-- What you are asked to do --
Copy each line below that contains "used".

-- Extracted records --
↓↓↓
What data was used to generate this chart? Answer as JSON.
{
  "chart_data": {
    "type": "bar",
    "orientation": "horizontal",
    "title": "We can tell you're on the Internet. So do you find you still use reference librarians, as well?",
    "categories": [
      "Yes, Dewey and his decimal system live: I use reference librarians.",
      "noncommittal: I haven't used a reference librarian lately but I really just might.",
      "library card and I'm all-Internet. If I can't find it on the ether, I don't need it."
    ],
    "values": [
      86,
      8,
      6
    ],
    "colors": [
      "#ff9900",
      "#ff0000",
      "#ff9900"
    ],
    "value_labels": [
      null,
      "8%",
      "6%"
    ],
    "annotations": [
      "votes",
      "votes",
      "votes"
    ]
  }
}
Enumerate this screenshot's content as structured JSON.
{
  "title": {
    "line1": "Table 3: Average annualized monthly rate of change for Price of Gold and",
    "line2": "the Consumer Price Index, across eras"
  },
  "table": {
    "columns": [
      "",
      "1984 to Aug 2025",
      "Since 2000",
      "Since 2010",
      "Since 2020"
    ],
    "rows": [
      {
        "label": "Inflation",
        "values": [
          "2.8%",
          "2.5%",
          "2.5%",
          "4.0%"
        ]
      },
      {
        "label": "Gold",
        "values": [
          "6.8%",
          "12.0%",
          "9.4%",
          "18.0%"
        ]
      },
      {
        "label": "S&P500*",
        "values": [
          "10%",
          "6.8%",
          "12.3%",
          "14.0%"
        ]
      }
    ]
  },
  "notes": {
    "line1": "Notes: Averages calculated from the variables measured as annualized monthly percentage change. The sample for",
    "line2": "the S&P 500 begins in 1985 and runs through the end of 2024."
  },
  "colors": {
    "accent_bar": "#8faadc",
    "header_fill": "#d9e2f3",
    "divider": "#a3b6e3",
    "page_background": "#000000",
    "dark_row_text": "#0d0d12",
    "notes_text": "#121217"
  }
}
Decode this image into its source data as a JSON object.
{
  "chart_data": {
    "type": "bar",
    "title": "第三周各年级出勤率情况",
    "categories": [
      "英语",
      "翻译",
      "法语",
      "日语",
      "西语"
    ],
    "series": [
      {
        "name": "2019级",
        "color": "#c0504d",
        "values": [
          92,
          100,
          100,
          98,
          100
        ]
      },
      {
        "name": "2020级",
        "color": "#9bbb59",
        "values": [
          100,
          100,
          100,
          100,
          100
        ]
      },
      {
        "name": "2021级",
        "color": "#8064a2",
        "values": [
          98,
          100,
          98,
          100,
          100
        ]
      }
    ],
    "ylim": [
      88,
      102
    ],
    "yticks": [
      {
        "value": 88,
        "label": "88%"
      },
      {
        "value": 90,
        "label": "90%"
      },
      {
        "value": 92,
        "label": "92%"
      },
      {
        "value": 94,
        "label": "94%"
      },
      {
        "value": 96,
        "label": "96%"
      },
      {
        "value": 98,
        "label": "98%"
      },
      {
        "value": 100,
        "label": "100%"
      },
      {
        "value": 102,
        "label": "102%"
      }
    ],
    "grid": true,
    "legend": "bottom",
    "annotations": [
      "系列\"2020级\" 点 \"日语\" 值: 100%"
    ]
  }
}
↑↑↑
-- Result below --
What data was used to generate this chart? Answer as JSON.
      "noncommittal: I haven't used a reference librarian lately but I really just might.",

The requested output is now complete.